PROBLEM REQUIREMENTS:
Give the number of lines in the entries that contain "piControl". State only the count.

-----

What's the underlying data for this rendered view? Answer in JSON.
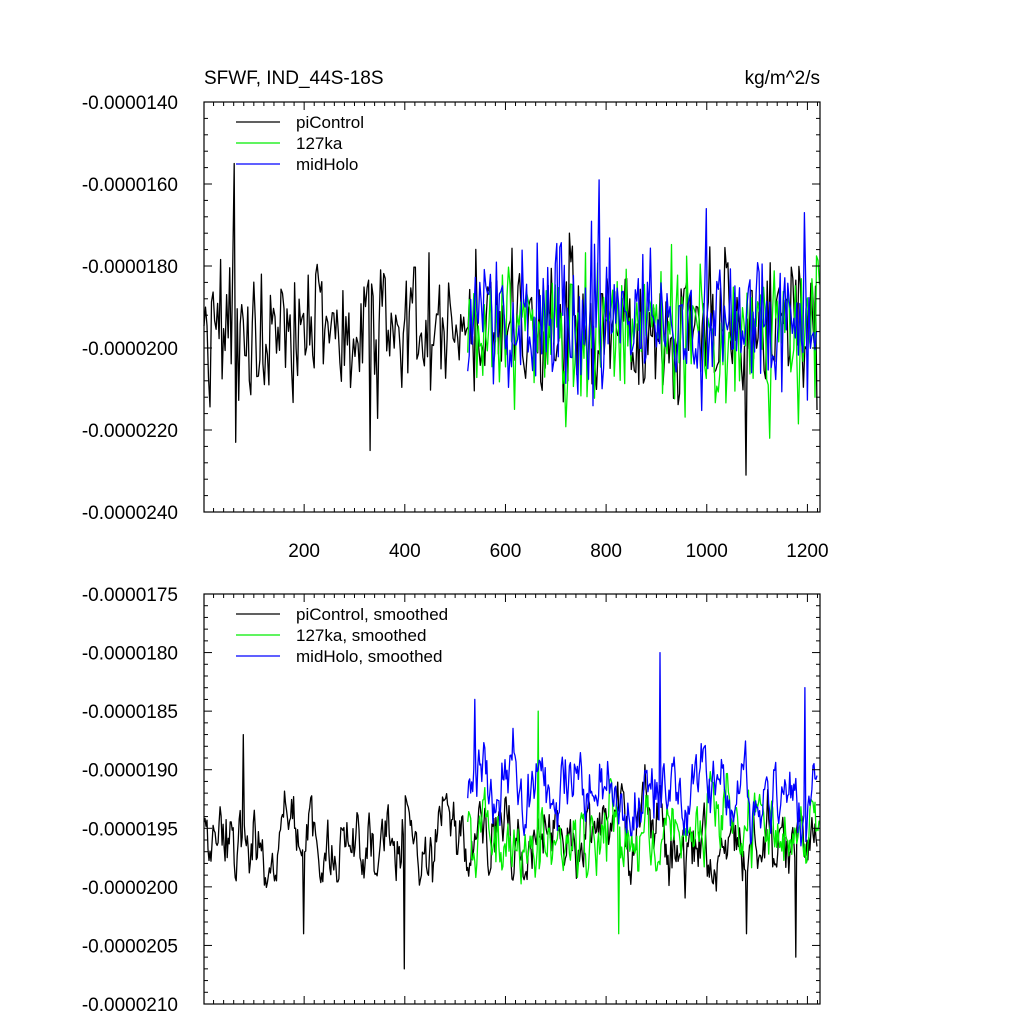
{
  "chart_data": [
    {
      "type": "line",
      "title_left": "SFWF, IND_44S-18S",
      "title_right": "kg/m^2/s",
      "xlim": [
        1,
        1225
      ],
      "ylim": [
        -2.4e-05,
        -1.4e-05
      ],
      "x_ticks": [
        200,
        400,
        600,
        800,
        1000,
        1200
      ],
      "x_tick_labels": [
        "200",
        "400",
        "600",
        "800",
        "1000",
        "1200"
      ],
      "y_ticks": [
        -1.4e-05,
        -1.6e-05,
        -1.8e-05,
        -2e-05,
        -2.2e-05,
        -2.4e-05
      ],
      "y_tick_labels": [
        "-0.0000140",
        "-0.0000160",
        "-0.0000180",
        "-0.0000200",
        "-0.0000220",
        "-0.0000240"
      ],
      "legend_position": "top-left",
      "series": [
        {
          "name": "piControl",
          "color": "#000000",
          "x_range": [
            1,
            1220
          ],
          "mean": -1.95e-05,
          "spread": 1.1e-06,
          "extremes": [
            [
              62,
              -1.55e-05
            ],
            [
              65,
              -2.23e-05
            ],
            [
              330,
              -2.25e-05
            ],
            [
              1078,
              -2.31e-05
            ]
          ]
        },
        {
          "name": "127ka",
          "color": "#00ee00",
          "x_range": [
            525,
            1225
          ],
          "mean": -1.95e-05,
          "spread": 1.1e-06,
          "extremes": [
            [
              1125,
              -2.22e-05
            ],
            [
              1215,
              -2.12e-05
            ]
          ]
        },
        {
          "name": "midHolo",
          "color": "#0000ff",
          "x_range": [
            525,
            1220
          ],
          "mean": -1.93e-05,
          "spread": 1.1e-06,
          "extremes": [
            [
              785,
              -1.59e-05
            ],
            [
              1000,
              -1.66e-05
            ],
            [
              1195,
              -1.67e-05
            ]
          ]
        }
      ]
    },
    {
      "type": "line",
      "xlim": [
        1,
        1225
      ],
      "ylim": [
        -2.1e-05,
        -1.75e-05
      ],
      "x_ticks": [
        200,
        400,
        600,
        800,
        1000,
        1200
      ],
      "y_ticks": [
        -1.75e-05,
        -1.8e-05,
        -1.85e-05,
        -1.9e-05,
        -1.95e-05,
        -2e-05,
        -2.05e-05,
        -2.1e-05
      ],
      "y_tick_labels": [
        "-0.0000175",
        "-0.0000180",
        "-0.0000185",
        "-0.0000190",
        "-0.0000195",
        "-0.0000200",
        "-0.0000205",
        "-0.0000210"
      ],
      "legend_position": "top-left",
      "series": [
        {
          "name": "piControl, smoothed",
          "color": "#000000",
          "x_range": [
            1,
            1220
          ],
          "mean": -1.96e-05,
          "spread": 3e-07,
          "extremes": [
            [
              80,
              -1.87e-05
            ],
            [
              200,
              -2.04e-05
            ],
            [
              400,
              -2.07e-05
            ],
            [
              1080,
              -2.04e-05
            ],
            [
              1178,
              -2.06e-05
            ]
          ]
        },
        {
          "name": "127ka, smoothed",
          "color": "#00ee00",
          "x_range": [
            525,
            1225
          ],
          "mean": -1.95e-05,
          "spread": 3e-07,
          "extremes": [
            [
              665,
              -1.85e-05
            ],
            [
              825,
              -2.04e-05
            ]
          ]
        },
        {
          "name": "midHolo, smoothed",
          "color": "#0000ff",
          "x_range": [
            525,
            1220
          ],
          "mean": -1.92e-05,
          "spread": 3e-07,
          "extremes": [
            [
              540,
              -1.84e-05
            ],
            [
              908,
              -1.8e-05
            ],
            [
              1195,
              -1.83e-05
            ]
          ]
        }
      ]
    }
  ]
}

-----

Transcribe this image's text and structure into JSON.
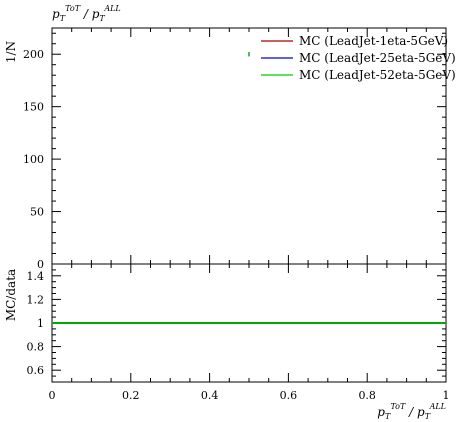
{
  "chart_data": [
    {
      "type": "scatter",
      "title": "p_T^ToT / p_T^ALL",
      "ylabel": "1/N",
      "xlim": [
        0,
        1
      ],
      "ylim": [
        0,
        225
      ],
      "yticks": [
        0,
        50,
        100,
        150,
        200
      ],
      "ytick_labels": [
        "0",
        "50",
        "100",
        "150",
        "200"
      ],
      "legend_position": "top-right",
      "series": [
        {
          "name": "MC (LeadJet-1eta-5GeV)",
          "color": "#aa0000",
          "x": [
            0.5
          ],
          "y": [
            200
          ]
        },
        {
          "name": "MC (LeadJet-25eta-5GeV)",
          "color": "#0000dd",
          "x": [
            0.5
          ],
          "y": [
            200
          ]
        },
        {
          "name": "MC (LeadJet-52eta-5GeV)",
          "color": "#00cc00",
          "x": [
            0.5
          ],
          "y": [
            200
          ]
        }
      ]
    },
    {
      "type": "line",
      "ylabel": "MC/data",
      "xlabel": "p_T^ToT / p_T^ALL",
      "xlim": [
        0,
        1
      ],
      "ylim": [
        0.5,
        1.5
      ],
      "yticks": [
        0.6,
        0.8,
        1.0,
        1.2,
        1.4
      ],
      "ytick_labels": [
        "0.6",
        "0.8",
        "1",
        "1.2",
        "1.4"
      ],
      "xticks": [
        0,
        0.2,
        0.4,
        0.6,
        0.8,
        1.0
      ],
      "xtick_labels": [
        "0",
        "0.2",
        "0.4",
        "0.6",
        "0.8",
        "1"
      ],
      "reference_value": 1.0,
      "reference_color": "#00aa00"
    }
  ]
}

-----

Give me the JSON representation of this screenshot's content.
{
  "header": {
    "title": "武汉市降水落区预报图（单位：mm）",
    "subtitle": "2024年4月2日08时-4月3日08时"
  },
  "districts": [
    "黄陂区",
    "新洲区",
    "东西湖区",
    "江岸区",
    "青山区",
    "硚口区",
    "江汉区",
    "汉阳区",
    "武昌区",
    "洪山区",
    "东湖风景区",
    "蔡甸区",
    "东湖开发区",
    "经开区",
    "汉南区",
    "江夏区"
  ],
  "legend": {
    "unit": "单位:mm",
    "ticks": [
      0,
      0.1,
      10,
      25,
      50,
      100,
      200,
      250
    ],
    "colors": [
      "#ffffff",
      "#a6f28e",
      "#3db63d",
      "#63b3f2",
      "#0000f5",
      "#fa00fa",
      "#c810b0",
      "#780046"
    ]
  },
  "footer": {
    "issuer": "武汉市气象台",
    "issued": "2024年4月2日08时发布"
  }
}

-----

TASK OUTPUT:
2